- _Problem statement_
Below is a block of records; repeat all of them exactly.

- _Extracted data entries_

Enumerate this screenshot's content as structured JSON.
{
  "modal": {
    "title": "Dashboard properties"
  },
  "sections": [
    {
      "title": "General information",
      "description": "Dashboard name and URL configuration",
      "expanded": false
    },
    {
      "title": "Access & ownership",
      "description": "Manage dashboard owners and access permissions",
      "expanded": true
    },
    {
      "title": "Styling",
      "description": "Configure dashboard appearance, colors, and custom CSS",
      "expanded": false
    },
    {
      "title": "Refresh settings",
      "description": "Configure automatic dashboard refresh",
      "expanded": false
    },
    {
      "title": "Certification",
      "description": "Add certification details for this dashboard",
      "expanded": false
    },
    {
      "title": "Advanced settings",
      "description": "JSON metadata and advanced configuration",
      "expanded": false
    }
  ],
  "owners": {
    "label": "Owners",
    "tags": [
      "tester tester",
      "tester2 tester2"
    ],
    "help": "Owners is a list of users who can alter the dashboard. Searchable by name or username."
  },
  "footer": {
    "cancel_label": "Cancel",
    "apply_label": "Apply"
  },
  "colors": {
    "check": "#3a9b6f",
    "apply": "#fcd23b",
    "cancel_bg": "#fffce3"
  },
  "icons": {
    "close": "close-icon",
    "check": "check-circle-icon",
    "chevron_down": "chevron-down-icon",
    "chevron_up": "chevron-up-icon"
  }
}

- _Finished answer_
Enumerate this screenshot's content as structured JSON.
{
  "modal": {
    "title": "Dashboard properties"
  },
  "sections": [
    {
      "title": "General information",
      "description": "Dashboard name and URL configuration",
      "expanded": false
    },
    {
      "title": "Access & ownership",
      "description": "Manage dashboard owners and access permissions",
      "expanded": true
    },
    {
      "title": "Styling",
      "description": "Configure dashboard appearance, colors, and custom CSS",
      "expanded": false
    },
    {
      "title": "Refresh settings",
      "description": "Configure automatic dashboard refresh",
      "expanded": false
    },
    {
      "title": "Certification",
      "description": "Add certification details for this dashboard",
      "expanded": false
    },
    {
      "title": "Advanced settings",
      "description": "JSON metadata and advanced configuration",
      "expanded": false
    }
  ],
  "owners": {
    "label": "Owners",
    "tags": [
      "tester tester",
      "tester2 tester2"
    ],
    "help": "Owners is a list of users who can alter the dashboard. Searchable by name or username."
  },
  "footer": {
    "cancel_label": "Cancel",
    "apply_label": "Apply"
  },
  "colors": {
    "check": "#3a9b6f",
    "apply": "#fcd23b",
    "cancel_bg": "#fffce3"
  },
  "icons": {
    "close": "close-icon",
    "check": "check-circle-icon",
    "chevron_down": "chevron-down-icon",
    "chevron_up": "chevron-up-icon"
  }
}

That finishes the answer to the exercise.